Your task
State how many lines of the data contain the word "mensuelle", and write nothing besides the number.

Material for the task
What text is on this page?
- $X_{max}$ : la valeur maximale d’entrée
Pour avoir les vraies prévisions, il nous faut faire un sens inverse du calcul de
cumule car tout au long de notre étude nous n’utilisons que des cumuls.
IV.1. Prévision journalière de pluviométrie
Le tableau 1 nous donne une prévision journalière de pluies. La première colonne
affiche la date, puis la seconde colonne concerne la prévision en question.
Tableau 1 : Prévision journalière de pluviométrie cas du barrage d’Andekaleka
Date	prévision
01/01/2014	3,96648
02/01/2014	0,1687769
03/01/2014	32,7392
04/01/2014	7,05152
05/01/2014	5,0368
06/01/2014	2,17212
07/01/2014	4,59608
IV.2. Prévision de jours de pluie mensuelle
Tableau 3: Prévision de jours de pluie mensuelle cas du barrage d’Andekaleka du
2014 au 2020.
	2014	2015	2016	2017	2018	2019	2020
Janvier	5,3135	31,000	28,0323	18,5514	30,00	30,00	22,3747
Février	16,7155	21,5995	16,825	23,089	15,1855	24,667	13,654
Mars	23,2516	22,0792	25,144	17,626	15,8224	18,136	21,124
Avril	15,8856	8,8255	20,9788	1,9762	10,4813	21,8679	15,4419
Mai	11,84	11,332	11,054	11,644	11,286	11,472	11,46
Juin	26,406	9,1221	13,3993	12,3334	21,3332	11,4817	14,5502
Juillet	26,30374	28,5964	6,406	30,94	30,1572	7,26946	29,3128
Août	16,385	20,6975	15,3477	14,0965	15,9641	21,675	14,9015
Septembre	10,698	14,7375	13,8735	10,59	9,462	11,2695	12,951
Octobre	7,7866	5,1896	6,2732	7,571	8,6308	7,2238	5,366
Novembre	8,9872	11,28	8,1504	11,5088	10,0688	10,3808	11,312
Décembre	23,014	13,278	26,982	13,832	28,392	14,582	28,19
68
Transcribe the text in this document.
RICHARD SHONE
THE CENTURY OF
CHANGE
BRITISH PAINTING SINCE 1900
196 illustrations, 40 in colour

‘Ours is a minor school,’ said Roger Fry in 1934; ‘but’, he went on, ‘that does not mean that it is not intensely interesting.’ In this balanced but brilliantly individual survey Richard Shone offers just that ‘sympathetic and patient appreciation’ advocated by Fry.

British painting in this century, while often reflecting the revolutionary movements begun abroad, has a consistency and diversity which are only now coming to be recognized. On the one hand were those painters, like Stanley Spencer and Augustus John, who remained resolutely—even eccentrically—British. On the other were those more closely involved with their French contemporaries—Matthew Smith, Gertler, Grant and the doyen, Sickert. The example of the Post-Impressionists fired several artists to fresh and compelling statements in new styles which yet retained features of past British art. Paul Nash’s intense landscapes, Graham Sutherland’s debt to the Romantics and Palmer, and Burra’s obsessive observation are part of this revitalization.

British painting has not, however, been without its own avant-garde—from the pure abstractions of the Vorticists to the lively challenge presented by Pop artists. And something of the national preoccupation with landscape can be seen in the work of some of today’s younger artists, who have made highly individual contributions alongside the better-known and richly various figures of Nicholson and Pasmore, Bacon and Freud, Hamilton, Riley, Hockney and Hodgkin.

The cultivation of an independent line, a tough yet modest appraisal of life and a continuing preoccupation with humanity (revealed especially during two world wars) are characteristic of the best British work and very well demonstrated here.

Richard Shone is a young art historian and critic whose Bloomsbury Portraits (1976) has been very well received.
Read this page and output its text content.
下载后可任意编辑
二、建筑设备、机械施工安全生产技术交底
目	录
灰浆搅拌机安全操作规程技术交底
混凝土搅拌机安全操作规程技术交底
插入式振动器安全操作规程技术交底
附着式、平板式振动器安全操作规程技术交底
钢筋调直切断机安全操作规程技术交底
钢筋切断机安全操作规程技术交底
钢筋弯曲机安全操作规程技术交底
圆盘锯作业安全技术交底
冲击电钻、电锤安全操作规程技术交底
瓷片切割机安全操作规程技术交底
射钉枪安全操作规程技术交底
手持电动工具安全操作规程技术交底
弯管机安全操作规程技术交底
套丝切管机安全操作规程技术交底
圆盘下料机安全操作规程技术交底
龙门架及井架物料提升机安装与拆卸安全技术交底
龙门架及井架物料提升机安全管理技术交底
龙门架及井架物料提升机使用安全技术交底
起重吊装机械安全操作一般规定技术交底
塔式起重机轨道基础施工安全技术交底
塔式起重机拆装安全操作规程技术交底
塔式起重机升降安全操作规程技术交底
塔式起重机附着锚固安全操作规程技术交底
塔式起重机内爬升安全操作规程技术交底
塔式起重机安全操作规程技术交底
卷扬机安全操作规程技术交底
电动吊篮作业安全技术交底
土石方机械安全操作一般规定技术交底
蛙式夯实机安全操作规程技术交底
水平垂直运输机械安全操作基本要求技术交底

Reply to the task
2